▸ **Do this**: Using the records that follow, copy every line containing the word "image".

── Material shown ──

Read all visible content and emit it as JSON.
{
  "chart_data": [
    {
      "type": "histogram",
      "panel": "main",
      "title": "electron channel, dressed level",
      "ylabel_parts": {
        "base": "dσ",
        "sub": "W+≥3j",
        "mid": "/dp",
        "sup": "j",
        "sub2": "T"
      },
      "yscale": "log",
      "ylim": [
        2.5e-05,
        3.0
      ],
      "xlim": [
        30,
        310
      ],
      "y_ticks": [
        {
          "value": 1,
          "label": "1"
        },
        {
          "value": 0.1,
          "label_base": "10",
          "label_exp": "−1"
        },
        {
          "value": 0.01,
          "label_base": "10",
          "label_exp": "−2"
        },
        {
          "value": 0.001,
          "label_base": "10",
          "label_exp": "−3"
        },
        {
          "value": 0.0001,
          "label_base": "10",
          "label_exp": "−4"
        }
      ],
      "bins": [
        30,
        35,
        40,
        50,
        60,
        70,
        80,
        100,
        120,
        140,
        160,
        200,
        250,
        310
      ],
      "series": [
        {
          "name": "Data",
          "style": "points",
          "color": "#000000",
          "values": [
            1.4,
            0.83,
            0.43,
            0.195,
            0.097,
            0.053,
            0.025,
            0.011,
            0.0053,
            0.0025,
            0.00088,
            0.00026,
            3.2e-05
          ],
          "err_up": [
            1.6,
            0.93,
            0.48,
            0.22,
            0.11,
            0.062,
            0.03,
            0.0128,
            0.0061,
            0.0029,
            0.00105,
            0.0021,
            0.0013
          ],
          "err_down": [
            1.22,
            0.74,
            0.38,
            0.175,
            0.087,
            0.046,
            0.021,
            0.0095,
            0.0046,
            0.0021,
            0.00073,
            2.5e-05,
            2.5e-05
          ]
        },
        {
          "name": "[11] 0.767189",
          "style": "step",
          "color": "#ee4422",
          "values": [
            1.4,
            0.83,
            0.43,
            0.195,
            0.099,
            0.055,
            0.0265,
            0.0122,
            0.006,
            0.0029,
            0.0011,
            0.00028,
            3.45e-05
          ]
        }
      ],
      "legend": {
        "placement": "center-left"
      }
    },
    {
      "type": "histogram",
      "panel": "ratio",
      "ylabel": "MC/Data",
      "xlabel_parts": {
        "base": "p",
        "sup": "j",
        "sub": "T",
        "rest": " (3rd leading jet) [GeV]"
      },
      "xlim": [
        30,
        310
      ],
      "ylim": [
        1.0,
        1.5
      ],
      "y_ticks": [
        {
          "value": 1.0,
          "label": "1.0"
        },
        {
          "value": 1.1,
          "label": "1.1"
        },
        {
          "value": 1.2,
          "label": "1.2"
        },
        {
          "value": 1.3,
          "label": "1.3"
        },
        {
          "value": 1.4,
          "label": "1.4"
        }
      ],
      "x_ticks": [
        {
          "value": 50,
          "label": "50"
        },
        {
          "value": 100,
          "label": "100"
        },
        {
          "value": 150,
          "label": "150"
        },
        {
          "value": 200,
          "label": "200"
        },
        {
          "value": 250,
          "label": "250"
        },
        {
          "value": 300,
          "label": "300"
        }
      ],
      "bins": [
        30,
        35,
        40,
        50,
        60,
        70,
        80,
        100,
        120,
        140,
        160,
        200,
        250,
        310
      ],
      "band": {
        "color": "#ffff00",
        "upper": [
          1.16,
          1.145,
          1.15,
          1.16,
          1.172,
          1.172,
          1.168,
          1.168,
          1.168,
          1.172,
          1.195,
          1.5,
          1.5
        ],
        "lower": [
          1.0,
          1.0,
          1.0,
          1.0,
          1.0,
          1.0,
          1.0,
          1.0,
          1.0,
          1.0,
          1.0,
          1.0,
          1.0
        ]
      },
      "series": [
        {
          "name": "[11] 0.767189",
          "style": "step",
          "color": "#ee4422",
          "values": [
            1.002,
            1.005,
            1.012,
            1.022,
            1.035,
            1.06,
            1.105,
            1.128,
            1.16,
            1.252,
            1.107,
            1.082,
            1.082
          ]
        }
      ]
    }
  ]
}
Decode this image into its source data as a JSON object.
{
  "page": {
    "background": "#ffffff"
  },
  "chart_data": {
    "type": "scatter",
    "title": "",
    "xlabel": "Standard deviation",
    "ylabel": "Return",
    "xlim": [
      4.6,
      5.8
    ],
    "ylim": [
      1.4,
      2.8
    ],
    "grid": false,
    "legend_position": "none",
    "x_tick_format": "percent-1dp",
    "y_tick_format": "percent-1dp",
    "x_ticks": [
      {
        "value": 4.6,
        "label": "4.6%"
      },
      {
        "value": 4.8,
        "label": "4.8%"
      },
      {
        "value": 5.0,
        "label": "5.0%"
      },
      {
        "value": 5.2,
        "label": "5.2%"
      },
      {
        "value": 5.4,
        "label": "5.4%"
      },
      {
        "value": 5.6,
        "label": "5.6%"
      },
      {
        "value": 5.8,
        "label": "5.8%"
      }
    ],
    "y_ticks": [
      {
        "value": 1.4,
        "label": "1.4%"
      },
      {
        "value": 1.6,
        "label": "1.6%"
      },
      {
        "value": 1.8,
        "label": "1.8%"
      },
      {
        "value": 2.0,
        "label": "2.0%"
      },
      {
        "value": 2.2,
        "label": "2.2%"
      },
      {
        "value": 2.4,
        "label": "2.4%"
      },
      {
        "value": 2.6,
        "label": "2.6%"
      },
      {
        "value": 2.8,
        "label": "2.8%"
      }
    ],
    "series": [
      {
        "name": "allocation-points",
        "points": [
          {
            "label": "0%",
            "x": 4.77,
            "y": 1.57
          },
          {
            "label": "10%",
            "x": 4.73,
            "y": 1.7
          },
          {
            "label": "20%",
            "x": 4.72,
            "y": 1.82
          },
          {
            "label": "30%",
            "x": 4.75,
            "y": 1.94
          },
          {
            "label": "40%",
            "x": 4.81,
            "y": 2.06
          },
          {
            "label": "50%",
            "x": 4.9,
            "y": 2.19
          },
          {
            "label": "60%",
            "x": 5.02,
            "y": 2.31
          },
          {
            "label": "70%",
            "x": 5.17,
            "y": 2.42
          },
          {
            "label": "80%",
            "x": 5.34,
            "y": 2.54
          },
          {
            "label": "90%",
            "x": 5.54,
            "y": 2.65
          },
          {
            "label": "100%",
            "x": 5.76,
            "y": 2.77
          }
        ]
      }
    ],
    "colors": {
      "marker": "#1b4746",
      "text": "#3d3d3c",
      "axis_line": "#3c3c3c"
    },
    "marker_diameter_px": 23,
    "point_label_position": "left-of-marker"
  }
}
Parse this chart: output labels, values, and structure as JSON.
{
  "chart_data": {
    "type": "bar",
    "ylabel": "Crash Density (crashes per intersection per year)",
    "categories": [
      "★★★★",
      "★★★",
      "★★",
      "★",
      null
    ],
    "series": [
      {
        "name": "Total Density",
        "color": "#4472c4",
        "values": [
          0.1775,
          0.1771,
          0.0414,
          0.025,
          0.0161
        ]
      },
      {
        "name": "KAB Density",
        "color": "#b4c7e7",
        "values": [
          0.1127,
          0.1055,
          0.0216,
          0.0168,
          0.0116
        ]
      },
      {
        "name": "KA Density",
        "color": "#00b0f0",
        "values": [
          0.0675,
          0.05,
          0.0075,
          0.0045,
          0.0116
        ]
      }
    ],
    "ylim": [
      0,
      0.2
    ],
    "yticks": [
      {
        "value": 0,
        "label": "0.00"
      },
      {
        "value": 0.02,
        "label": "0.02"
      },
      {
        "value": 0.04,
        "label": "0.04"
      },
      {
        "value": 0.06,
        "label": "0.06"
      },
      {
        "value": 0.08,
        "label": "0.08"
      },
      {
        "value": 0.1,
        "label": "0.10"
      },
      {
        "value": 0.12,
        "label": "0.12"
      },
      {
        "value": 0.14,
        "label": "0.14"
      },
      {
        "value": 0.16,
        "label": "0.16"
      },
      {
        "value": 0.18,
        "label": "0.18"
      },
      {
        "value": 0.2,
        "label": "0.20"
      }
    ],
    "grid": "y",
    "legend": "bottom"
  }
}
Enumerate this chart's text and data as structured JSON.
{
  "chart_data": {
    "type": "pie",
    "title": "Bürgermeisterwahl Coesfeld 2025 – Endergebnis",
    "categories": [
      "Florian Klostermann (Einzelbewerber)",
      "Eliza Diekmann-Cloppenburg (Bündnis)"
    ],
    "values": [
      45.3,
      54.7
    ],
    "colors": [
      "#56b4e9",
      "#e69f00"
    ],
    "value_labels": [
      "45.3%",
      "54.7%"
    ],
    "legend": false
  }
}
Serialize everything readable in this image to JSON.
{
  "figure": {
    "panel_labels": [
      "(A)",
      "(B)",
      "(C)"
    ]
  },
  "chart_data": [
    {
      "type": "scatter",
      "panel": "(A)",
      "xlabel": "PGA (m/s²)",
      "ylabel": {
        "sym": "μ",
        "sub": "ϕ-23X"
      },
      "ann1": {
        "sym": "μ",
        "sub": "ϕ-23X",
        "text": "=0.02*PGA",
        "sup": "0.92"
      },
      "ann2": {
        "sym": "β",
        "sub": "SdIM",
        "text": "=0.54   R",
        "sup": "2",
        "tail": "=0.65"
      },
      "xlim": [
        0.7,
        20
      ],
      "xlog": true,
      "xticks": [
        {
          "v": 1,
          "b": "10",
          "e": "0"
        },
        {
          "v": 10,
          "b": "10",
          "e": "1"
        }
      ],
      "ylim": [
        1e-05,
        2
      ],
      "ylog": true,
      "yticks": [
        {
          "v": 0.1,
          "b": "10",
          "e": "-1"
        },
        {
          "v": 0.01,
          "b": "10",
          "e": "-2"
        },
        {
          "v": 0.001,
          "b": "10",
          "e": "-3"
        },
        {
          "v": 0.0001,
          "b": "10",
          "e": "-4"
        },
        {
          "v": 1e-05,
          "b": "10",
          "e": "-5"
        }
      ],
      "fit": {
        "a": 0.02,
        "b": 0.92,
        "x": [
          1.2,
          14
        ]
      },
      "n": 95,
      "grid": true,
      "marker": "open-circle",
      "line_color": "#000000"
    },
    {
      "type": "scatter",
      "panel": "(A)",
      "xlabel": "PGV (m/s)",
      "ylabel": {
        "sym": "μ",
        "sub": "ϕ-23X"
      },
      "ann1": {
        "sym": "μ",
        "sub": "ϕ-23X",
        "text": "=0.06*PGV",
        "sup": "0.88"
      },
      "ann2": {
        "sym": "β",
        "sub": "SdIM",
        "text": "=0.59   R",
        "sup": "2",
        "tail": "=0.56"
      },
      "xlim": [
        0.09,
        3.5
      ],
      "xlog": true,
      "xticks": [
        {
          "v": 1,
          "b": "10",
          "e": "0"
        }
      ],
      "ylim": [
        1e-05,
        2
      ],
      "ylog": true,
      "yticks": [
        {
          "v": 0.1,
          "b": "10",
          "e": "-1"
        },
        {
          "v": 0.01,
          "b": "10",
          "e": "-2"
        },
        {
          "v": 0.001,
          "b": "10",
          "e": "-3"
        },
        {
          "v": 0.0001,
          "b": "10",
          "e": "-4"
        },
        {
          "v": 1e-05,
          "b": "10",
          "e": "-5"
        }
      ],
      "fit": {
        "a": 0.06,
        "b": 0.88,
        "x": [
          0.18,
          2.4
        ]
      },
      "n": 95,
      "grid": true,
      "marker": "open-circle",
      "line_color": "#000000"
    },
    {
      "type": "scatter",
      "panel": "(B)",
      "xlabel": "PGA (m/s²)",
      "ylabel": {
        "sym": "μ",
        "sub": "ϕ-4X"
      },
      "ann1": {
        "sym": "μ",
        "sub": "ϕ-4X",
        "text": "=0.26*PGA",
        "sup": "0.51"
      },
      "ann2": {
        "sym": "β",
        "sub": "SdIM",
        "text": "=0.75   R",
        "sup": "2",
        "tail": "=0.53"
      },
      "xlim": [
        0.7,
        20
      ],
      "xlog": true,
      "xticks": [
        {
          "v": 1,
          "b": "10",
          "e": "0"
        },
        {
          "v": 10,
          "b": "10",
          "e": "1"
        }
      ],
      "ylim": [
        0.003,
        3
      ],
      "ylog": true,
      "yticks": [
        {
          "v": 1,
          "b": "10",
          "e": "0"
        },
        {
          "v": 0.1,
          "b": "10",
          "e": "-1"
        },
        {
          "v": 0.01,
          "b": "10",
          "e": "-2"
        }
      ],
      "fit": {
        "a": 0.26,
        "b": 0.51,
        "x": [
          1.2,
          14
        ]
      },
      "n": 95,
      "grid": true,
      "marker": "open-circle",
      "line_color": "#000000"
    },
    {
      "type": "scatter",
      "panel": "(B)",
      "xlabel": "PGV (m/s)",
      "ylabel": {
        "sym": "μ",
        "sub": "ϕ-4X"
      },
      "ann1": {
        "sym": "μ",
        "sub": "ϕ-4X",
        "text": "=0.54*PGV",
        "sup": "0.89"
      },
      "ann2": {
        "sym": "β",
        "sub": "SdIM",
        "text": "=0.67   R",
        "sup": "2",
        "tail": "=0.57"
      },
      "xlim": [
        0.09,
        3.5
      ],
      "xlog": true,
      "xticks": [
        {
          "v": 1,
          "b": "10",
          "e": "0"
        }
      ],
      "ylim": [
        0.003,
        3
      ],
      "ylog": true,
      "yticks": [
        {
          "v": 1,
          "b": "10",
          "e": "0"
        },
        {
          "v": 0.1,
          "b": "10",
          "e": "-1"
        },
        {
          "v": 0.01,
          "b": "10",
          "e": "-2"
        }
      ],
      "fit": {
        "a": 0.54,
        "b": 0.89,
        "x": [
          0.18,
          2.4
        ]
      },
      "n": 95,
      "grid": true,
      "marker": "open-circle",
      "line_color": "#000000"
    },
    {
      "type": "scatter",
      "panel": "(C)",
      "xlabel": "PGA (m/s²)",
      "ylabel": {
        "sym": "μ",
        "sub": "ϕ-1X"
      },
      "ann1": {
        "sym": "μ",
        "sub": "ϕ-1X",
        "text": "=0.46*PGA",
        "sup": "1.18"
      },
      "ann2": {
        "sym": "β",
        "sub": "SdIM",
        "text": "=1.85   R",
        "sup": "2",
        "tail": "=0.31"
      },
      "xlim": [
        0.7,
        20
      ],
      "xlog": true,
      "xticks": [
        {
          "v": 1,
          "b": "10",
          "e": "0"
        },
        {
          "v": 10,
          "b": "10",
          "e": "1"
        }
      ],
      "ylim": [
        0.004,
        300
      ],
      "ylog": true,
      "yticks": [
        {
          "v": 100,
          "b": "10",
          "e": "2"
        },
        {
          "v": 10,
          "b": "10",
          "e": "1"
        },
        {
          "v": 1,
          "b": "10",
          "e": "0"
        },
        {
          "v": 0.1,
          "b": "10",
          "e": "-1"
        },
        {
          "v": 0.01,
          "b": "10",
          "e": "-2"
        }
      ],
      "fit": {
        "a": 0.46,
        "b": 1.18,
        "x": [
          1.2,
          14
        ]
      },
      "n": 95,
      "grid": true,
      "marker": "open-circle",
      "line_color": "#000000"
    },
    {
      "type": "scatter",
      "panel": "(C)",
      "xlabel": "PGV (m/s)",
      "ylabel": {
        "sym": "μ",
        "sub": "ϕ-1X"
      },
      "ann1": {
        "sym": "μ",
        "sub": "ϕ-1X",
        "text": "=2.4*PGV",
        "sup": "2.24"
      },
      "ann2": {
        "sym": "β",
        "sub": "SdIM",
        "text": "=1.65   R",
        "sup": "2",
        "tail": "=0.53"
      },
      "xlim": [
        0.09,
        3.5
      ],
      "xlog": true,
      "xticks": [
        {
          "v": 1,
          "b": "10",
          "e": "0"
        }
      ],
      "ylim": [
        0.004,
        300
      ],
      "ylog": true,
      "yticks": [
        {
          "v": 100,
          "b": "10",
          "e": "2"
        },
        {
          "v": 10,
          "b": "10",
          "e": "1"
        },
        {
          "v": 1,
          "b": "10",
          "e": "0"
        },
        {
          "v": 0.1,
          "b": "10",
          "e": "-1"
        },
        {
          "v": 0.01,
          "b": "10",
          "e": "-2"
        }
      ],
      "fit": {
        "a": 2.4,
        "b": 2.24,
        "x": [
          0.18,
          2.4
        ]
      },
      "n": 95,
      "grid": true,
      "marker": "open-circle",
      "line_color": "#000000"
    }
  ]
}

───

▸ **Answer**:
Decode this image into its source data as a JSON object.
Serialize everything readable in this image to JSON.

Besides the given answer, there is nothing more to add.